◆ **Goal**: Copy out each line of the material below that holds the string "adjusted".

◆ **Exercise materials**:
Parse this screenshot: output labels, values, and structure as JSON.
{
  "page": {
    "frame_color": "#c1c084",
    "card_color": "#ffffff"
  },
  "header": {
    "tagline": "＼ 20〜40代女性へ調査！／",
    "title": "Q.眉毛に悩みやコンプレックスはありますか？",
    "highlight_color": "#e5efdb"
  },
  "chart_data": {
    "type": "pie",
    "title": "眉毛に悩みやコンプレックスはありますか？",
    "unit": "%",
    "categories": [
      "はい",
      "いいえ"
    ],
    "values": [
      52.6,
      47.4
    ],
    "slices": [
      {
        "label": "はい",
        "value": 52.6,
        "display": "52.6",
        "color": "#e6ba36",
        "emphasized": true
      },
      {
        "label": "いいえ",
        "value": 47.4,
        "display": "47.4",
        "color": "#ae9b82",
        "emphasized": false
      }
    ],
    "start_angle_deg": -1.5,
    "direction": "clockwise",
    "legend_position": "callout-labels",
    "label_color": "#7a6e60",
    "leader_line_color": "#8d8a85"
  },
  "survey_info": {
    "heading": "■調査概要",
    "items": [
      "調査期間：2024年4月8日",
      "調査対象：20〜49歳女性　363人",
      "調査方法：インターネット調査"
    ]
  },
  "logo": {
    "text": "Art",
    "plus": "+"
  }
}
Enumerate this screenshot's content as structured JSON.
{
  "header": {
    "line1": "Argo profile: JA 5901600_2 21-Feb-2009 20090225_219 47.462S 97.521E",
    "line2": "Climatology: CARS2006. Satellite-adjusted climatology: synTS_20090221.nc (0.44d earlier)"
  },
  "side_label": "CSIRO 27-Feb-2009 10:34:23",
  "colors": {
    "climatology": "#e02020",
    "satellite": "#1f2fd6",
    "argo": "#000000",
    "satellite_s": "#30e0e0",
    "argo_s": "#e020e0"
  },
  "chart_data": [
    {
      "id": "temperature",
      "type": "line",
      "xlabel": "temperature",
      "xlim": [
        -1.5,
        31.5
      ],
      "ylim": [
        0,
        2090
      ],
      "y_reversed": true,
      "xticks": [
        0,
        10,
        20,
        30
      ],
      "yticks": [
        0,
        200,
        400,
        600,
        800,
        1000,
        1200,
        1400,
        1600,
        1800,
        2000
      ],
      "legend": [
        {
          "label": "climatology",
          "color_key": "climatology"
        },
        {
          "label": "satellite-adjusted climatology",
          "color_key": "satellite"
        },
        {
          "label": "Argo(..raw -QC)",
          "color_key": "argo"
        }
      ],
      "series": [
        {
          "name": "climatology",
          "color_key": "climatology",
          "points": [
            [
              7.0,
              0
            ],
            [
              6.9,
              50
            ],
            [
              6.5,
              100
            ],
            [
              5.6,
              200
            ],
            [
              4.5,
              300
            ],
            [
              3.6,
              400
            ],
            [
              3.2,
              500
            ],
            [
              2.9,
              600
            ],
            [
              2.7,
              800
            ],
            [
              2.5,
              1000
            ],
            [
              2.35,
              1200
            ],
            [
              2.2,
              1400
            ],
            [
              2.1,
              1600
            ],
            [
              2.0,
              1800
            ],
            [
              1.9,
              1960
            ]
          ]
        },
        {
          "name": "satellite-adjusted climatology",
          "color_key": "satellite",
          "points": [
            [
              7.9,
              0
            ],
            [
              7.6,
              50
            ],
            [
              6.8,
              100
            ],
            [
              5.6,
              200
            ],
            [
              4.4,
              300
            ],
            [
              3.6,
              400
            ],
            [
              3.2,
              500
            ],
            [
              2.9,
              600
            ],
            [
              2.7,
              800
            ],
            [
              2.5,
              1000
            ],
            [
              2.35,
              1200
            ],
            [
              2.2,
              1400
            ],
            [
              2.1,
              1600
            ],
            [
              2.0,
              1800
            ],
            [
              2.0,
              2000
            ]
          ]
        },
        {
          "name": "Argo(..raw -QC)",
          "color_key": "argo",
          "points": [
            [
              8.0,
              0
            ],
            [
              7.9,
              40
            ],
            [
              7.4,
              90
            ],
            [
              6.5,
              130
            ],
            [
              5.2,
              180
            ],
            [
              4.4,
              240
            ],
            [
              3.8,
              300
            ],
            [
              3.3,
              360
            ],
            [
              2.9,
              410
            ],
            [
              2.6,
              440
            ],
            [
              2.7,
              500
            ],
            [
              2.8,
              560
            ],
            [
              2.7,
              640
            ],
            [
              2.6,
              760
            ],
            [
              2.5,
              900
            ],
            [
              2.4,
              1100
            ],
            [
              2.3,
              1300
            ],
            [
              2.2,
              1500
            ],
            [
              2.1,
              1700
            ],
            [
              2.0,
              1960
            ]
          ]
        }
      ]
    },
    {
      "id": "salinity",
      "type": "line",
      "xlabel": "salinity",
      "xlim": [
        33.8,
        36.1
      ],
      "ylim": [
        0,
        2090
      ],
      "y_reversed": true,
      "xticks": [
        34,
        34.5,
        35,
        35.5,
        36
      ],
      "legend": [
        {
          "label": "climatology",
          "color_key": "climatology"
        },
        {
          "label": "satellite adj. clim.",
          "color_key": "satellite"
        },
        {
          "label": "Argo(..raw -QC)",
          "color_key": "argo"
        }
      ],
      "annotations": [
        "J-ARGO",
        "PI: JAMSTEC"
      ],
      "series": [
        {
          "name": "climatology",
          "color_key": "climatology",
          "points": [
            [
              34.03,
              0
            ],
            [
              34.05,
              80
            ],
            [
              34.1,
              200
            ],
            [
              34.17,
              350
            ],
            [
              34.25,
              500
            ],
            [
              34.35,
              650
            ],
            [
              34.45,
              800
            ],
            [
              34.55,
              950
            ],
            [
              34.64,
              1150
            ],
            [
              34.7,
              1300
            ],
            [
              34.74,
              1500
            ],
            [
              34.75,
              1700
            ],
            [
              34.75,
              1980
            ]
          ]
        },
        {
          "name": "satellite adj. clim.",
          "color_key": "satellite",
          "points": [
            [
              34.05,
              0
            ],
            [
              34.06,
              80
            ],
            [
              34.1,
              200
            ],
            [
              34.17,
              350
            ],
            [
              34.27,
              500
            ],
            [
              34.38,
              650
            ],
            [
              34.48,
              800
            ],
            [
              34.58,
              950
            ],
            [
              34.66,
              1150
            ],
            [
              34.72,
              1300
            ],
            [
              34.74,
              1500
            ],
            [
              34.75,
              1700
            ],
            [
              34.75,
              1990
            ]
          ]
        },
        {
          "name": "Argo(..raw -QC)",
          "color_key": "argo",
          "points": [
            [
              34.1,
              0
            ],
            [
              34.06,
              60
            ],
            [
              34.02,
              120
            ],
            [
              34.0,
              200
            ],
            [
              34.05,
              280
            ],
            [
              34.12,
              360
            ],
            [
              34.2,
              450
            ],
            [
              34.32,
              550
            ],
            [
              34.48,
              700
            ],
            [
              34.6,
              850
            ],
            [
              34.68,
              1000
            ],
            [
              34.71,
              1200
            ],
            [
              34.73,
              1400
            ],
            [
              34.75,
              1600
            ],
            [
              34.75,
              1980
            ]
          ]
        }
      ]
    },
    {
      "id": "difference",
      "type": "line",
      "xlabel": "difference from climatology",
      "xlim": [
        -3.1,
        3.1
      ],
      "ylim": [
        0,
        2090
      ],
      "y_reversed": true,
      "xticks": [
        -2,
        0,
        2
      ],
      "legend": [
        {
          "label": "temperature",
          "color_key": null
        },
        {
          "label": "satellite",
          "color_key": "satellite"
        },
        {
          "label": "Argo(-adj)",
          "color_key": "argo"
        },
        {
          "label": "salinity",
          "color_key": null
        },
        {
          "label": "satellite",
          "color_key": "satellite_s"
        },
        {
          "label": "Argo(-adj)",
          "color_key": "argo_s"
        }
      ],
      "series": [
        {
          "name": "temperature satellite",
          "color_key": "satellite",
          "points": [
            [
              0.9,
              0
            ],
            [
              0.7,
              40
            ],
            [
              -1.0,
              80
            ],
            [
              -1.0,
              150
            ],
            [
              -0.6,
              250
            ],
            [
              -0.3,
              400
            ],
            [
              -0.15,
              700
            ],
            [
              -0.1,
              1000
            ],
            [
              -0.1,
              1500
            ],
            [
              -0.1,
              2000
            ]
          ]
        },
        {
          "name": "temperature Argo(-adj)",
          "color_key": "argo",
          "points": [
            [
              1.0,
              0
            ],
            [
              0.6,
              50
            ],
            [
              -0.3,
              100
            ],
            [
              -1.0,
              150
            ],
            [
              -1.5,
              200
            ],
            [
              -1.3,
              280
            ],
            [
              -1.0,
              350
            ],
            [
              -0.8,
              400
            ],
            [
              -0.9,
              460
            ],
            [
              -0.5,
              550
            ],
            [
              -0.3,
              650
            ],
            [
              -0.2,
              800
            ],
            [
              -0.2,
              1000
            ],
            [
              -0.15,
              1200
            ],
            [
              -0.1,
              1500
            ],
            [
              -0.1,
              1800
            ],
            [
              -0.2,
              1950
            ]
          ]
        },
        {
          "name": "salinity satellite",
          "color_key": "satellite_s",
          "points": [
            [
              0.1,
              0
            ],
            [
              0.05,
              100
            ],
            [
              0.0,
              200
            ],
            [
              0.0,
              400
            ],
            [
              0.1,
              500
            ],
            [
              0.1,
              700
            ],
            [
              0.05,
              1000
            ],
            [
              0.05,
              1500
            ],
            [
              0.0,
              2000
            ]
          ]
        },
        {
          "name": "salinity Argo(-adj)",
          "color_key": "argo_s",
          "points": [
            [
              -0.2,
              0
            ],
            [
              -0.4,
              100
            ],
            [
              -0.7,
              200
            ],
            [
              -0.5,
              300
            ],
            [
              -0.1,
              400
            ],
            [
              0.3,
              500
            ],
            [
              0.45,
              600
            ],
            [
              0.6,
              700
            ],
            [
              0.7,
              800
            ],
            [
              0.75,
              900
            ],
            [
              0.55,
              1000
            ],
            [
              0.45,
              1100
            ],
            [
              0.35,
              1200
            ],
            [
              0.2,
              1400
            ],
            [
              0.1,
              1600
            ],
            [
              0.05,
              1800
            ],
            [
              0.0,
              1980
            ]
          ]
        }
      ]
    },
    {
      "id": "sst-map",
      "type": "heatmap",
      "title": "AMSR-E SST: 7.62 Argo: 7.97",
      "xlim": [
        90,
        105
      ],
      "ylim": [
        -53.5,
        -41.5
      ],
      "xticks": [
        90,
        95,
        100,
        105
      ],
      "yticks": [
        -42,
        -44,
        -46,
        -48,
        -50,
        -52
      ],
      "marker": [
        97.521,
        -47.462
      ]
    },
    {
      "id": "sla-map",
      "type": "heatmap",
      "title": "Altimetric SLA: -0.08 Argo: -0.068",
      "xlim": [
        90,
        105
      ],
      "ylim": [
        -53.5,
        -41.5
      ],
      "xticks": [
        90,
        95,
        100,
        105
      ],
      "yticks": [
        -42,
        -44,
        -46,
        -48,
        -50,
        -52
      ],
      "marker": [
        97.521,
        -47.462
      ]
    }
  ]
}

◆ **Answer to the exercise**:
    "line2": "Climatology: CARS2006. Satellite-adjusted climatology: synTS_20090221.nc (0.44d earlier)"
          "label": "satellite-adjusted climatology",
          "name": "satellite-adjusted climatology",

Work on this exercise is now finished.